## START Extracted data

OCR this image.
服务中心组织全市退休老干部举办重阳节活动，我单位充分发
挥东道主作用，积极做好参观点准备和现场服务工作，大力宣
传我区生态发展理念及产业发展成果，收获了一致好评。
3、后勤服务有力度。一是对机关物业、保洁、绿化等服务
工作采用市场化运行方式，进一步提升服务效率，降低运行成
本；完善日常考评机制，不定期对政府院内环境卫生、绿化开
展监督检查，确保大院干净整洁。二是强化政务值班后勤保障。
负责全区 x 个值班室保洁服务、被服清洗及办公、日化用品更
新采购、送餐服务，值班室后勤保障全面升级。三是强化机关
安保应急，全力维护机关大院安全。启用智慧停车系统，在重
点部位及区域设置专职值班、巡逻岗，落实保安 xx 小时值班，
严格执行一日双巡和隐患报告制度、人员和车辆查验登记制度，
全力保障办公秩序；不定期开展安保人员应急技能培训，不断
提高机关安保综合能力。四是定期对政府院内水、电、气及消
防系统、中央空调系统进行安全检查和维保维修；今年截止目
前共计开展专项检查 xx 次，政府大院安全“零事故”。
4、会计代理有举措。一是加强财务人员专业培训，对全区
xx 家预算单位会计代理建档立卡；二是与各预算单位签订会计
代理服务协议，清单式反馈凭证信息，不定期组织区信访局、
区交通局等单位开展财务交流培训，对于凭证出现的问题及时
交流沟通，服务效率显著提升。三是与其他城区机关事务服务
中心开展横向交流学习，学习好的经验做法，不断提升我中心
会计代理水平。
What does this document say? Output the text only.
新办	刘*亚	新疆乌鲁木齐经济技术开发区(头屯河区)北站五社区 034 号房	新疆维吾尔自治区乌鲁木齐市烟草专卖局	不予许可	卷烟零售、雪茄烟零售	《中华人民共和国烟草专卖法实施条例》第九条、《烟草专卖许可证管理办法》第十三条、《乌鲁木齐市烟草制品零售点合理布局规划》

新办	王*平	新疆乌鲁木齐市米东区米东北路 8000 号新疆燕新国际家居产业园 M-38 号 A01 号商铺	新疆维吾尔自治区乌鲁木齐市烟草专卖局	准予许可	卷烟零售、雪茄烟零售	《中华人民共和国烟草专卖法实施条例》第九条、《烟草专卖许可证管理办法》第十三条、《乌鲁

## END Extracted data

From the entries, report each line that includes the word "雪茄烟零售".

新办	刘*亚	新疆乌鲁木齐经济技术开发区(头屯河区)北站五社区 034 号房	新疆维吾尔自治区乌鲁木齐市烟草专卖局	不予许可	卷烟零售、雪茄烟零售	《中华人民共和国烟草专卖法实施条例》第九条、《烟草专卖许可证管理办法》第十三条、《乌鲁木齐市烟草制品零售点合理布局规划》
新办	王*平	新疆乌鲁木齐市米东区米东北路 8000 号新疆燕新国际家居产业园 M-38 号 A01 号商铺	新疆维吾尔自治区乌鲁木齐市烟草专卖局	准予许可	卷烟零售、雪茄烟零售	《中华人民共和国烟草专卖法实施条例》第九条、《烟草专卖许可证管理办法》第十三条、《乌鲁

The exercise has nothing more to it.